Continue the essay below on the symbolic power of corpses and relics, starting after its final sentence.

## Extract provided

#####

Dismemberment is a powerful and distressing tactic, hitting us almost physically; in all other respects being equal, I think it affects us more than a "mere" killing does. A severed limb or head is somehow humiliating, adding insult to injury, as it were. It's also a lot more creepy to think of either the perverse commitment it takes to actually dismember a corpse...or the killer whose flare of passion has erupted and now, back to reason, must find a way to dispose of his victim. On some primal level, even the least superstitious among us might feel that desecration of the corpse makes it harder somehow for the dead soul to rest in peace, to pass on to the other side. Desecration is rich in symbolic import, poetic resonance and archetypal gut-punchery.
I went over this quite a bit in a post about the theft of St. Laurence O'Toole's heart and the power of relics. I would reiterate that in the cult of the saints, a piece of the saint's body is often regarded as the most vital sort of relic, that in this case dismemberment allows for the spiritual wealth to be shared; the part is as powerful as the whole, and a small fragment of bone is enough to get the job done. The power of the body part is deftly illustrated.
At the time I wrote that post I was reading an anthology entitled Death, Dismemberment, and Memory: Body Politics in Latin America. I had a brief correspondence with contributor Dr. Donna Guy from OSU about her article on popular saints and the Pérons in Argentina. The whole book is highly recommended, but her essay is a very enlightening stand-out. Rebels, outlaws, usurpers and the usurped, the ways in which the remains of the dead are used by the living form a rich and variegated historical canopy, an interesting point of entry into wider historical issues.
Without re-hashing every detail, suffice it to say that the power of the corpse should not be underestimated and in this anthology is illustrated by the post-mortem fate of several famous political figures from various Latin American countries.
The Obama administration realized this power when they made the decision to quickly dispose of the body of Osama Bin Laden after he was clubbed to death by SEALs (LoS post), ostensibly to avoid allowing his buried remains to become the focus of a pilgrimage site. The practical benefits of this denial are inexorably bound with its symbolic and spiritual aspects. (I'd found it odd that Lazcano was described as having been killed by the Mexican navy, but a navy team killed Bin Laden, so why not).
The same rationale was applied to the corpse of Che Guevara, whose dismembered body was scattered for the same reason Bin Laden's was dumped into the sea. Che's remains were eventually re-patriated to Cuba and are located in an elaborate memorial there. But in the interim before Che's re-interment, a more humble and organic shrine had developed. At the site of his death, there is no corpse, but there is a folk cult of a saint--no longer "in the making"--but pretty much already canonized. Locals venerate Che as a saint alongside established Catholic models, complete with relics, candles and prayer. All the trappings of your typical saint. Here we can juxtapose the power of the corpse both as Cuban state propaganda, like Lenin in Red Square, as well as something more spontaneous and "natural": a saint created from popular devotion, outside the canonization process of the Church, and often at odds with it (see Héléna, the cemetery saint).

#####

(Records of where elements appear)

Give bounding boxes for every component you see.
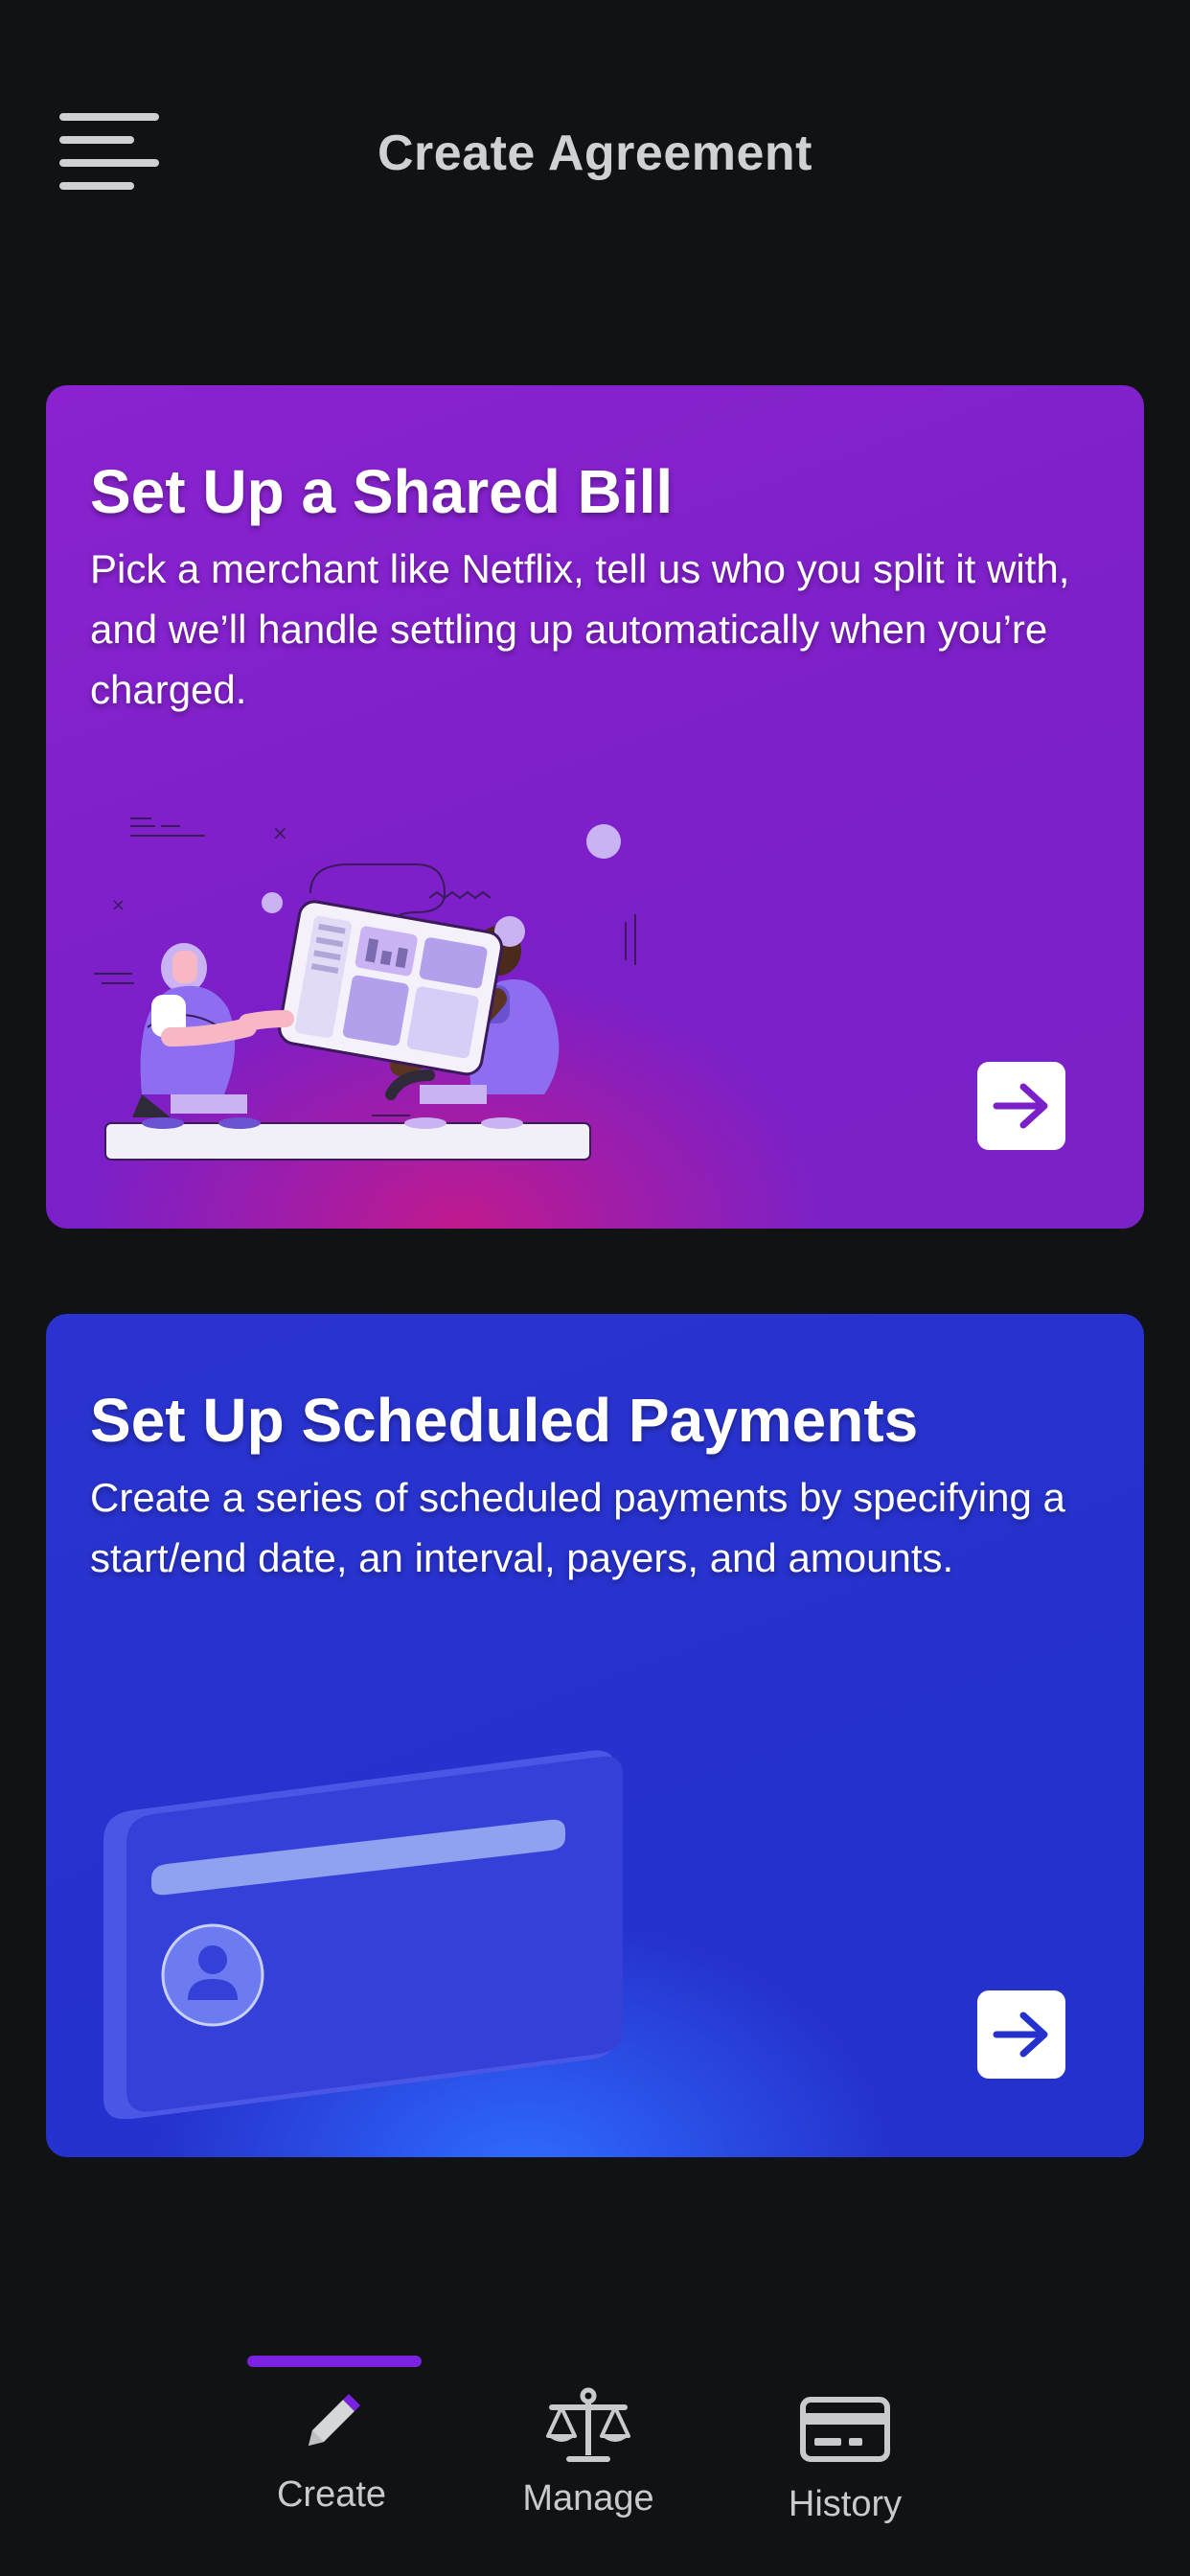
bottom-tab-bar: Create Manage History (0, 2338, 1190, 2576)
tab-history[interactable]: History (749, 2338, 941, 2530)
tab-manage-label: Manage (522, 2478, 654, 2518)
page-title: Create Agreement (377, 126, 812, 181)
scheduled-payments-title: Set Up Scheduled Payments (90, 1386, 919, 1455)
arrow-right-icon (993, 1083, 1048, 1129)
arrow-right-icon (993, 2012, 1048, 2058)
svg-text:×: × (272, 821, 288, 844)
tab-create[interactable]: Create (236, 2338, 427, 2530)
card-icon (800, 2397, 890, 2462)
scheduled-payments-description: Create a series of scheduled payments by… (90, 1475, 1065, 1580)
shared-bill-description: Pick a merchant like Netflix, tell us wh… (90, 546, 1070, 712)
scheduled-payments-card[interactable]: Set Up Scheduled Payments Create a serie… (46, 1314, 1144, 2157)
tab-create-label: Create (276, 2474, 387, 2515)
scale-icon (546, 2387, 630, 2462)
scheduled-payments-arrow-button[interactable] (977, 1990, 1065, 2079)
credit-card-illustration (103, 1750, 623, 2119)
tab-history-label: History (788, 2484, 903, 2524)
svg-text:×: × (111, 895, 126, 915)
shared-bill-title: Set Up a Shared Bill (90, 457, 674, 526)
shared-bill-illustration: × × (94, 817, 636, 1161)
shared-bill-card[interactable]: Set Up a Shared Bill Pick a merchant lik… (46, 385, 1144, 1229)
shared-bill-arrow-button[interactable] (977, 1062, 1065, 1150)
header: Create Agreement (0, 0, 1190, 316)
pencil-icon (309, 2394, 360, 2446)
tab-manage[interactable]: Manage (492, 2338, 684, 2530)
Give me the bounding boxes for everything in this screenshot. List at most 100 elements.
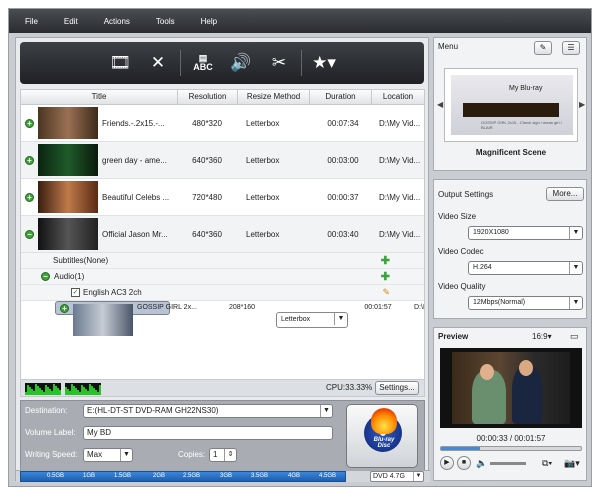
track-checkbox[interactable]: ✓ bbox=[71, 288, 80, 297]
col-resolution[interactable]: Resolution bbox=[178, 90, 238, 104]
video-thumbnail bbox=[38, 218, 98, 250]
audio-track-label: English AC3 2ch bbox=[83, 288, 142, 297]
menu-tools[interactable]: Tools bbox=[156, 17, 175, 26]
audio-icon[interactable]: 🔊 bbox=[226, 48, 256, 78]
expand-icon[interactable]: + bbox=[25, 192, 34, 202]
status-bar: CPU:33.33% Settings... bbox=[20, 379, 425, 397]
more-settings-button[interactable]: More... bbox=[546, 187, 584, 201]
video-codec-value: H.264 bbox=[473, 264, 492, 271]
next-arrow-icon[interactable]: ▶ bbox=[579, 100, 585, 109]
col-location[interactable]: Location bbox=[372, 90, 424, 104]
collapse-icon[interactable]: − bbox=[41, 272, 50, 281]
film-strip bbox=[463, 103, 559, 117]
file-list: + Friends.-.2x15.-... 480*320 Letterbox … bbox=[20, 105, 425, 385]
preview-title: Preview bbox=[438, 332, 469, 341]
table-row[interactable]: + green day - ame... 640*360 Letterbox 0… bbox=[21, 142, 424, 179]
writing-speed-select[interactable]: Max ▼ bbox=[83, 448, 133, 462]
edit-menu-icon[interactable]: ✎ bbox=[534, 41, 552, 55]
toolbar-divider bbox=[301, 50, 302, 76]
trim-scissors-icon[interactable]: ✂ bbox=[264, 48, 294, 78]
destination-select[interactable]: E:(HL-DT-ST DVD-RAM GH22NS30) ▼ bbox=[83, 404, 333, 418]
video-frame bbox=[452, 352, 570, 424]
seek-progress bbox=[441, 447, 481, 450]
delete-icon[interactable]: ✕ bbox=[143, 48, 173, 78]
video-quality-select[interactable]: 12Mbps(Normal) ▼ bbox=[468, 296, 583, 310]
resize-method-value: Letterbox bbox=[281, 316, 311, 323]
row-duration: 00:07:34 bbox=[327, 118, 359, 128]
chevron-down-icon: ▼ bbox=[569, 297, 582, 309]
waveform-right bbox=[65, 383, 101, 395]
aspect-ratio-select[interactable]: 16:9▾ bbox=[532, 332, 552, 341]
expand-icon[interactable]: + bbox=[25, 155, 34, 165]
col-duration[interactable]: Duration bbox=[310, 90, 372, 104]
main-panel: 🎞 ✕ ▤ ABC 🔊 ✂ ★▾ Title Resolution Resize … bbox=[15, 37, 430, 482]
burn-button[interactable]: Blu-ray Disc bbox=[346, 404, 418, 468]
table-row[interactable]: + Beautiful Celebs ... 720*480 Letterbox… bbox=[21, 179, 424, 216]
copies-stepper[interactable]: 1 ⇕ bbox=[209, 448, 237, 462]
add-audio-icon[interactable]: ✚ bbox=[381, 270, 390, 283]
table-row[interactable]: + Friends.-.2x15.-... 480*320 Letterbox … bbox=[21, 105, 424, 142]
row-resolution: 640*360 bbox=[192, 229, 222, 239]
person-face bbox=[480, 364, 494, 380]
col-resize-method[interactable]: Resize Method bbox=[238, 90, 310, 104]
video-size-select[interactable]: 1920X1080 ▼ bbox=[468, 226, 583, 240]
subtitle-icon[interactable]: ▤ ABC bbox=[188, 48, 218, 78]
settings-button[interactable]: Settings... bbox=[375, 381, 419, 395]
menu-actions[interactable]: Actions bbox=[104, 17, 130, 26]
row-location: D:\My Vid... bbox=[379, 229, 421, 239]
row-duration: 00:03:40 bbox=[327, 229, 359, 239]
effects-star-icon[interactable]: ★▾ bbox=[309, 48, 339, 78]
audio-track-row[interactable]: ✓ English AC3 2ch ✎ bbox=[21, 285, 424, 301]
capacity-tick: 1GB bbox=[83, 473, 96, 479]
play-icon[interactable]: ▶ bbox=[440, 456, 454, 470]
snapshot-icon[interactable]: ⧉▾ bbox=[542, 458, 552, 469]
video-size-value: 1920X1080 bbox=[473, 229, 509, 236]
expand-icon[interactable]: + bbox=[25, 118, 34, 128]
row-resolution: 640*360 bbox=[192, 155, 222, 165]
menu-file[interactable]: File bbox=[25, 17, 38, 26]
row-resize-method: Letterbox bbox=[246, 118, 280, 128]
prev-arrow-icon[interactable]: ◀ bbox=[437, 100, 443, 109]
bluray-logo: Blu-ray Disc bbox=[373, 437, 395, 449]
camera-icon[interactable]: 📷▾ bbox=[564, 458, 580, 469]
seek-bar[interactable] bbox=[440, 446, 582, 451]
capacity-tick: 2GB bbox=[153, 473, 166, 479]
table-row[interactable]: − Official Jason Mr... 640*360 Letterbox… bbox=[21, 216, 424, 253]
volume-icon[interactable]: 🔈 bbox=[476, 458, 487, 469]
row-resize-method: Letterbox bbox=[246, 155, 280, 165]
menu-bar: File Edit Actions Tools Help bbox=[9, 9, 591, 33]
table-row-selected[interactable]: + GOSSIP GIRL 2x... 208*160 Letterbox ▼ … bbox=[55, 301, 424, 336]
screenshot-icon[interactable]: ▭ bbox=[570, 331, 579, 342]
add-subtitle-icon[interactable]: ✚ bbox=[381, 254, 390, 267]
add-video-icon[interactable]: 🎞 bbox=[105, 48, 135, 78]
subtitles-row[interactable]: Subtitles(None) ✚ bbox=[21, 253, 424, 269]
video-size-label: Video Size bbox=[438, 212, 477, 221]
disc-type-select[interactable]: DVD 4.7G ▼ bbox=[370, 471, 424, 482]
menu-panel: Menu ✎ ☰ ◀ My Blu-ray GOSSIP GIRL 2x15 -… bbox=[433, 37, 587, 171]
output-settings-panel: Output Settings More... Video Size 1920X… bbox=[433, 179, 587, 319]
edit-pencil-icon[interactable]: ✎ bbox=[382, 287, 390, 298]
expand-icon[interactable]: + bbox=[60, 303, 69, 313]
col-title[interactable]: Title bbox=[21, 90, 178, 104]
output-settings-title: Output Settings bbox=[438, 190, 494, 199]
audio-row[interactable]: − Audio(1) ✚ bbox=[21, 269, 424, 285]
video-quality-value: 12Mbps(Normal) bbox=[473, 299, 526, 306]
waveform-bar bbox=[59, 390, 61, 395]
video-codec-select[interactable]: H.264 ▼ bbox=[468, 261, 583, 275]
menu-edit[interactable]: Edit bbox=[64, 17, 78, 26]
list-icon[interactable]: ☰ bbox=[562, 41, 580, 55]
volume-label-input[interactable]: My BD bbox=[83, 426, 333, 440]
capacity-bar: 0.5GB 1GB 1.5GB 2GB 2.5GB 3GB 3.5GB 4GB … bbox=[16, 470, 430, 482]
chevron-down-icon: ▼ bbox=[413, 472, 423, 481]
menu-help[interactable]: Help bbox=[201, 17, 217, 26]
volume-slider[interactable] bbox=[490, 462, 526, 465]
stop-icon[interactable]: ■ bbox=[457, 456, 471, 470]
capacity-tick: 3.5GB bbox=[251, 473, 269, 479]
resize-method-select[interactable]: Letterbox ▼ bbox=[276, 312, 348, 328]
collapse-icon[interactable]: − bbox=[25, 229, 34, 239]
row-location: D:\My Vid... bbox=[379, 118, 421, 128]
writing-speed-value: Max bbox=[87, 450, 103, 459]
playback-time: 00:00:33 / 00:01:57 bbox=[476, 434, 546, 443]
row-duration: 00:03:00 bbox=[327, 155, 359, 165]
writing-speed-label: Writing Speed: bbox=[25, 450, 78, 459]
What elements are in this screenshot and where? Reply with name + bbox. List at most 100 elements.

#####

## Response
Then there is the case of Juan Perón. The grave robbery which led to the amputation and subsequent ransom of Perón's hands (with their own Wikipedia page) was ostensibly about an 8-million dollar ransom, but it also had the potential to lead to other tangible political results. Symbolically, it was an extremely powerful act. More striking perhaps than a castration; both render the once mighty man in his splendid tomb somewhat ridiculous, pathetic and impotent, but the removal of hands seems much more mysterious. The public never saw his penis, so if it disappeared....? The public knew his hands, and the imagination can work much more easily when it can envision what once was, gone. As Wikipedia points out, Lyman, editor of Death, Dismemberment, etc. argues that the theft was "a catalyst to destroy the symbolic cult of Perón".
Eva Perón's body also suffered indignity in death; her corpse was ignobly shuffled about before returning to Buenos Aires. After the military coup of 1955 her body disappeared. It was secretly put into a crypt in Milan under the name María Maggi (Mary Magdalen?). "Evita" was exhumed and repatriated in 1971, placed in an elaborate and highly secure tomb, which has become a popular shrine, and she, revered like a saint. What is important is that her body has remained intact. In his essay on "Latin America" in The Oxford Illustrated History of Christianity, John McManners "claims that Eva Perón consciously incorporated aspects of the mythology of the Virgin and of Mary Magdalene into her public persona." In this case, the theft of the body demonstrates its importance; but at least it remained whole and undefiled.
Talk about laws of silence: at the time when Evita's body was being hidden, the military had outlawed even speaking the name of the Peróns in public. The missing body was part of a wider effort to wipe them out of public memory.
This "body politics" dealy is what caught our eye upon seeing the titles of articles about the killing of Heriberto Lazcano. The titles of the articles I've seen are telling. The Washington Post article: Zetas cartel founder killed, Mexican navy says; masked gunmen steal body. The New York Times: Mexico Kills a Drug Kingpin, but the Body Gets Away. The fact that the body was taken is as important as the death itself.
The tangible results of his death will depend on the follow-though by the Mexican authorities and the inner organizational strength of the cartel itself. Perhaps he was an irreplaceable strategist whose absence will seriously undermine the power of the cartel, or perhaps a capable lieutenant will step in and assume the duties.
Maybe in the resulting power struggle, violence will flare up; hopefully, the contenders will stick to killing each other as opposed to the hapless police, prosecutors, journalists and assorted bystanders gunned down and carved up in alarming numbers.
The propaganda value of Lazcano's death should have been enormous. The Mexican government would have been able to hold it up as a success, as way to show the public that the police have scored a victory in its ongoing fight against the narco-traffickers. But the brazen "theft" of the body mitigates the symbolic value of the victory, if not rendering it completely void.
As the cliché might have it, this cartel boss wields the power to confound the state from beyond the grave.
Mixed up with this propaganda and symbolic value is a spiritual mytheme that is all the more potent for its deep and long presence in Western thought, found among some of the earliest known mythology. The myth of Set and Osiris seems relevant here. Egyptian religion was a dominant Mediterranean cultural influence over a period of centuries, even millennia, and it is still today relatively well-known among the educated public, especially among students of esotericism, the occult and ritual "magick".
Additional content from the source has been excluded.